- What is asked
Look through the data for the string "xiaoliangzi". Copy every line where it is found.

Dataset rows:
[Begin]

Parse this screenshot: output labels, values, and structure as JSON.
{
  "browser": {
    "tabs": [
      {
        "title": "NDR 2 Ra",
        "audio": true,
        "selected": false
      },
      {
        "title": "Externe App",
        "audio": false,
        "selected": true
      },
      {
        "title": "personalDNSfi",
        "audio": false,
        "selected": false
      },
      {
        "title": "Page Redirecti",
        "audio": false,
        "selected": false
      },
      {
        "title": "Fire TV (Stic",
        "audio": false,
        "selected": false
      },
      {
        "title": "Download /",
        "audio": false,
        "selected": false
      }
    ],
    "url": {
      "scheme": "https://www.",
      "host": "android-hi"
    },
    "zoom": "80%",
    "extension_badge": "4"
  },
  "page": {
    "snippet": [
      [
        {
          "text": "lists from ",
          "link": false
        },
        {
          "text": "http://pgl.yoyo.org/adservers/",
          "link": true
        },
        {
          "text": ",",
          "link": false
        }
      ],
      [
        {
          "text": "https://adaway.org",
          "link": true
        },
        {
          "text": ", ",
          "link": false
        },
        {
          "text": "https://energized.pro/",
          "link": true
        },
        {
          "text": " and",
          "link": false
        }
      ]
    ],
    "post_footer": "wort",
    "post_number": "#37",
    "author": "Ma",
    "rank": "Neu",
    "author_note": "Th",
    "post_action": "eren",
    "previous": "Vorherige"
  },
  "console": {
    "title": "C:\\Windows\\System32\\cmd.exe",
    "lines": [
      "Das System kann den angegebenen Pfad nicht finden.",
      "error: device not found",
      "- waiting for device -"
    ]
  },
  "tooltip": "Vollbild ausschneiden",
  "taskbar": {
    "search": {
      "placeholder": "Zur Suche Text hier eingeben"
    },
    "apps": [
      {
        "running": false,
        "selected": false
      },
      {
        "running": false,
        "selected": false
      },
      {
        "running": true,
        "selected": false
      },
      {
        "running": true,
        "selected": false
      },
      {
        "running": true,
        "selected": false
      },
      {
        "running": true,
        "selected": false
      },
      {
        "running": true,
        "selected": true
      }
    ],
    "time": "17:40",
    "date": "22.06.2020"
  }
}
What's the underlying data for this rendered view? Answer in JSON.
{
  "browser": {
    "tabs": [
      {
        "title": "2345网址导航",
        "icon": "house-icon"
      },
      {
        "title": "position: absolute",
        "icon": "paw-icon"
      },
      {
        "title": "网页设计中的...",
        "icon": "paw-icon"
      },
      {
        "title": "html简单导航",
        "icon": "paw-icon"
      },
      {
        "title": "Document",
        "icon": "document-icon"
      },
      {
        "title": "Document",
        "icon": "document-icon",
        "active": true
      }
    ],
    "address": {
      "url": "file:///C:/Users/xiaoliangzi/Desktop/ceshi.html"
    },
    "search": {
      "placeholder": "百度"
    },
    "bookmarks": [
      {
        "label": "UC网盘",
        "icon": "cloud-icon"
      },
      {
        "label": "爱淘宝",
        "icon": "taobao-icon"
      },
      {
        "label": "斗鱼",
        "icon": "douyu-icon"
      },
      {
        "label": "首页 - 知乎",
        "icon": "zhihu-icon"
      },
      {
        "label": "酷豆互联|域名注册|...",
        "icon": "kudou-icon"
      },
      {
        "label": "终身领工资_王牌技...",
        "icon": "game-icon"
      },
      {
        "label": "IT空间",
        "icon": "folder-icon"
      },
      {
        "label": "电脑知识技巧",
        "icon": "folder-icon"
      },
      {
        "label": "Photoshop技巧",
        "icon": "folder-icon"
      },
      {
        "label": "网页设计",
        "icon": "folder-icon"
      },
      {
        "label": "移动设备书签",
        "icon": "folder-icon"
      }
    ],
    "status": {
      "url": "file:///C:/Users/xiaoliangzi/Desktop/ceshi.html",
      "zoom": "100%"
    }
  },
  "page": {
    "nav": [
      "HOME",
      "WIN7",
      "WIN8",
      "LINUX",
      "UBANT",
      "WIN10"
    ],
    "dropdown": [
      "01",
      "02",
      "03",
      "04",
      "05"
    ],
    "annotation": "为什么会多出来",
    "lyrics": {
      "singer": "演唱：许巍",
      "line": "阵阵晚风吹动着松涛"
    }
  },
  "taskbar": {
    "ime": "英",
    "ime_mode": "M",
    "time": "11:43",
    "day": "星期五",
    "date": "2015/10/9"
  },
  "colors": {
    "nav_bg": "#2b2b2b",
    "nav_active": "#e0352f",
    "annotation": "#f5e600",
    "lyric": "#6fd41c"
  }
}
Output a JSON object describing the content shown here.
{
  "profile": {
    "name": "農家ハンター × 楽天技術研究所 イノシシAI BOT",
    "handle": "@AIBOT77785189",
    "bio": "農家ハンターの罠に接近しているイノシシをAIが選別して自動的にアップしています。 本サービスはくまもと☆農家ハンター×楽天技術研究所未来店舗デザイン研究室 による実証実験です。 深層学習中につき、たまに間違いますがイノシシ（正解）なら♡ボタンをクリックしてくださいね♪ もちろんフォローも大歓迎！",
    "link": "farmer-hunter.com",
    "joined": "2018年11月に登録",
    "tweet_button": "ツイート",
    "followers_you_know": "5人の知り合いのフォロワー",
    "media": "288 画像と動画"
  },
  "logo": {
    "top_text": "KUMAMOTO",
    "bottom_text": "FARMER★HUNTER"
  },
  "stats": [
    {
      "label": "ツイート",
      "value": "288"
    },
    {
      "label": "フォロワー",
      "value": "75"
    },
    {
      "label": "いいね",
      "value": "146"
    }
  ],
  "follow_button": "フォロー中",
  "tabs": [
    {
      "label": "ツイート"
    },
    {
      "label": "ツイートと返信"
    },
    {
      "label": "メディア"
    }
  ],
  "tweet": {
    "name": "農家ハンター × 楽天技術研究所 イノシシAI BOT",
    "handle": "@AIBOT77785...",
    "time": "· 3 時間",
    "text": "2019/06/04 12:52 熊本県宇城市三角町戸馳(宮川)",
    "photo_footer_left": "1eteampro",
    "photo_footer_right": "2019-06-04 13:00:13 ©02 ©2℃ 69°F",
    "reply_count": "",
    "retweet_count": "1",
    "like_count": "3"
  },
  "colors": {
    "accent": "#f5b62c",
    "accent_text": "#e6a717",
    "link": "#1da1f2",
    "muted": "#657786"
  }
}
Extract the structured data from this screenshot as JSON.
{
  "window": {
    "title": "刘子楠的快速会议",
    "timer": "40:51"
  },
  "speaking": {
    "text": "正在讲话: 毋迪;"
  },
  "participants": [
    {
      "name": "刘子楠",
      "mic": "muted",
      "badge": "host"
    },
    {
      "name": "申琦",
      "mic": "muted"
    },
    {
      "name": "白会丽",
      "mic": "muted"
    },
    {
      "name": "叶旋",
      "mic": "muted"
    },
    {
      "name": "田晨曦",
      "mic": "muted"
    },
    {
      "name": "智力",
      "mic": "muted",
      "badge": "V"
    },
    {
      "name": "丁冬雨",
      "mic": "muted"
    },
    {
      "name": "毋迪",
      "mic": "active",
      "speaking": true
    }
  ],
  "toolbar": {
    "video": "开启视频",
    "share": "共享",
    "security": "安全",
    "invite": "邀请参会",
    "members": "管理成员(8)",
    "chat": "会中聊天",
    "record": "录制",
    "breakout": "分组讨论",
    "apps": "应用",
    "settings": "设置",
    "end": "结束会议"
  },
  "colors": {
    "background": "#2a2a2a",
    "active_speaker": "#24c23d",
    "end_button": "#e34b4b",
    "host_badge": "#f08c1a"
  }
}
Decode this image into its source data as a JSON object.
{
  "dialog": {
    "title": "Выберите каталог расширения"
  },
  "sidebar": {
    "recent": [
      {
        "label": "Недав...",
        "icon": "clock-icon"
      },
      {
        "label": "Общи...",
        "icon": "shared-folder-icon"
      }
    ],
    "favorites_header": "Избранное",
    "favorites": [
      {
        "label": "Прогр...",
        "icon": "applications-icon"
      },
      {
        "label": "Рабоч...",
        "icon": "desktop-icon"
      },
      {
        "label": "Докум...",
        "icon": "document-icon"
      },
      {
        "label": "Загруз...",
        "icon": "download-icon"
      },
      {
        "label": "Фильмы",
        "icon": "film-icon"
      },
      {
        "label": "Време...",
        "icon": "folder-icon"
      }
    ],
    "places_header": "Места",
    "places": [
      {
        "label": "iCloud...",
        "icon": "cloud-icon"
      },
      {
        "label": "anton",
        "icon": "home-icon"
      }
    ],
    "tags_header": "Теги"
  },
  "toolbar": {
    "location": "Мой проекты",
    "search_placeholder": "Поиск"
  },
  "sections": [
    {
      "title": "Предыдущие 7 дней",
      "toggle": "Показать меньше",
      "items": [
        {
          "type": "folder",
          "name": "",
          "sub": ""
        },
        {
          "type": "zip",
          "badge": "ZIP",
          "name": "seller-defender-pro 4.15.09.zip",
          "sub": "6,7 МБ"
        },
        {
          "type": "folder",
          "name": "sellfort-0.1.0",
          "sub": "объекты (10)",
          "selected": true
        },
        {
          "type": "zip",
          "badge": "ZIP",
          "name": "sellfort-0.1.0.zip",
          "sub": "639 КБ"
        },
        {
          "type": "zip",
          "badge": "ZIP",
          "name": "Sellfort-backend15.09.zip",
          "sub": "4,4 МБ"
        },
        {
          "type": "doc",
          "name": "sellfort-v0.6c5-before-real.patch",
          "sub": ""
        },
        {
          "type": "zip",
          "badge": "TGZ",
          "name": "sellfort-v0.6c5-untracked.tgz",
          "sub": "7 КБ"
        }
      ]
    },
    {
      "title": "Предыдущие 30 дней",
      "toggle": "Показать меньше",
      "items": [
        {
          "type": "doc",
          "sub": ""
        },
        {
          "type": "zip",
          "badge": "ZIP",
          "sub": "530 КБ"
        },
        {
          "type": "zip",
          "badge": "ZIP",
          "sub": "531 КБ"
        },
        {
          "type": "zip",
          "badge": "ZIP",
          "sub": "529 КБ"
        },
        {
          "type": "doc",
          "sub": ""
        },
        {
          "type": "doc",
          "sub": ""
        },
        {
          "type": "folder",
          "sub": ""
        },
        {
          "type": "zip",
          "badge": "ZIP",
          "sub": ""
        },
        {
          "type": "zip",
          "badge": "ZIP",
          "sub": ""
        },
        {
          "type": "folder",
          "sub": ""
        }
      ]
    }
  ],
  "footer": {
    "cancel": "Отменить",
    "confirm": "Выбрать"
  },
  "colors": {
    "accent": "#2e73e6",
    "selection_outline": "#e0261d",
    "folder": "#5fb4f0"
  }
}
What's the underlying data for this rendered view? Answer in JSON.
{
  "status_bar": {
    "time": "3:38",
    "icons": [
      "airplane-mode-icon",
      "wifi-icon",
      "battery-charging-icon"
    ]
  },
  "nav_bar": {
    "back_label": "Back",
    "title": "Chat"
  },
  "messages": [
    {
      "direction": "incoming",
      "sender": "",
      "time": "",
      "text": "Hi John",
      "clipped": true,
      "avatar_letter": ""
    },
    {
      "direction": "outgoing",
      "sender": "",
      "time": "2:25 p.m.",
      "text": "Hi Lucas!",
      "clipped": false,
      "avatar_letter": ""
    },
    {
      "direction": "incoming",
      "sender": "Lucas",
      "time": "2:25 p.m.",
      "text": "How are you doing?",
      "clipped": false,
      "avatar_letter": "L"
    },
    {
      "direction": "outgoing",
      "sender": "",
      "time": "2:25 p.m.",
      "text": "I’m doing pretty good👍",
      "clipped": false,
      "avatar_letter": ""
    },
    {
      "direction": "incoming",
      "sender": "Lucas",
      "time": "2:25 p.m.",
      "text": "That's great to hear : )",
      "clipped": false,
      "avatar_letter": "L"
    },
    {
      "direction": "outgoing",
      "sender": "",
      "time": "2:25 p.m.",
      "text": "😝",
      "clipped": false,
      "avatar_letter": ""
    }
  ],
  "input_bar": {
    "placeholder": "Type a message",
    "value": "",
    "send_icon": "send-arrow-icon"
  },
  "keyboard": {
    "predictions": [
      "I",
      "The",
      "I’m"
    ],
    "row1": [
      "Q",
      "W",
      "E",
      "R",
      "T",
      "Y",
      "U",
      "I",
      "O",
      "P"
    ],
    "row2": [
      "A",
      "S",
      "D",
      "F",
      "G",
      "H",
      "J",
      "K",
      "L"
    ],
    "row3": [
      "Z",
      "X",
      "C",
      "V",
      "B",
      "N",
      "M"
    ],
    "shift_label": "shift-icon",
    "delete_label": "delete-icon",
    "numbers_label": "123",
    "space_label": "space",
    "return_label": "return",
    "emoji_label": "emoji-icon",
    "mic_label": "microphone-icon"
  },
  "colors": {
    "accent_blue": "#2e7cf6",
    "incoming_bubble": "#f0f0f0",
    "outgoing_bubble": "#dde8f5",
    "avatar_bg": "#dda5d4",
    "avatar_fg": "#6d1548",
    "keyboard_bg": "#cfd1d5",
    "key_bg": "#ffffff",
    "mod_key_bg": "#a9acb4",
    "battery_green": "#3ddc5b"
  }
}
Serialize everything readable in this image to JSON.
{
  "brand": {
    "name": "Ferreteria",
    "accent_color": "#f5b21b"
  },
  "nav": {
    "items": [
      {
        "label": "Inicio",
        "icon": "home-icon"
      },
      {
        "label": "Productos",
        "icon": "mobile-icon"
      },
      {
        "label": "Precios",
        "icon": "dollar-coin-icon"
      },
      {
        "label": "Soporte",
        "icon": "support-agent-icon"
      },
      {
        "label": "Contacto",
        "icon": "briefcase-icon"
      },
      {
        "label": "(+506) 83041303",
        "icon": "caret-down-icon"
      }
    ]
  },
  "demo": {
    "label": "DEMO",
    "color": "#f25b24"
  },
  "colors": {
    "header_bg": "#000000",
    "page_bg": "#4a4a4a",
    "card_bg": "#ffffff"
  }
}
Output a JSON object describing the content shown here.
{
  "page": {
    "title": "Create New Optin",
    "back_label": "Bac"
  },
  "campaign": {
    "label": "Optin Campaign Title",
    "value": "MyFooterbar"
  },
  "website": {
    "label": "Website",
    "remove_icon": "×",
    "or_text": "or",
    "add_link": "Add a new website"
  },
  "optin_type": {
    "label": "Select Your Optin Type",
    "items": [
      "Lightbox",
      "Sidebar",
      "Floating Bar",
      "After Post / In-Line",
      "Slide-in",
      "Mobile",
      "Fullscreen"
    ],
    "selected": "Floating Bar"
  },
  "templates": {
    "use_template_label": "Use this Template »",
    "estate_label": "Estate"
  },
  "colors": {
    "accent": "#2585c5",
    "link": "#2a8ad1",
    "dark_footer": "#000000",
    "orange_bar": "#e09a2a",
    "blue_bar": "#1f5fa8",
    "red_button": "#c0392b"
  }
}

[End]

- Answer below
      "url": "file:///C:/Users/xiaoliangzi/Desktop/ceshi.html"
      "url": "file:///C:/Users/xiaoliangzi/Desktop/ceshi.html",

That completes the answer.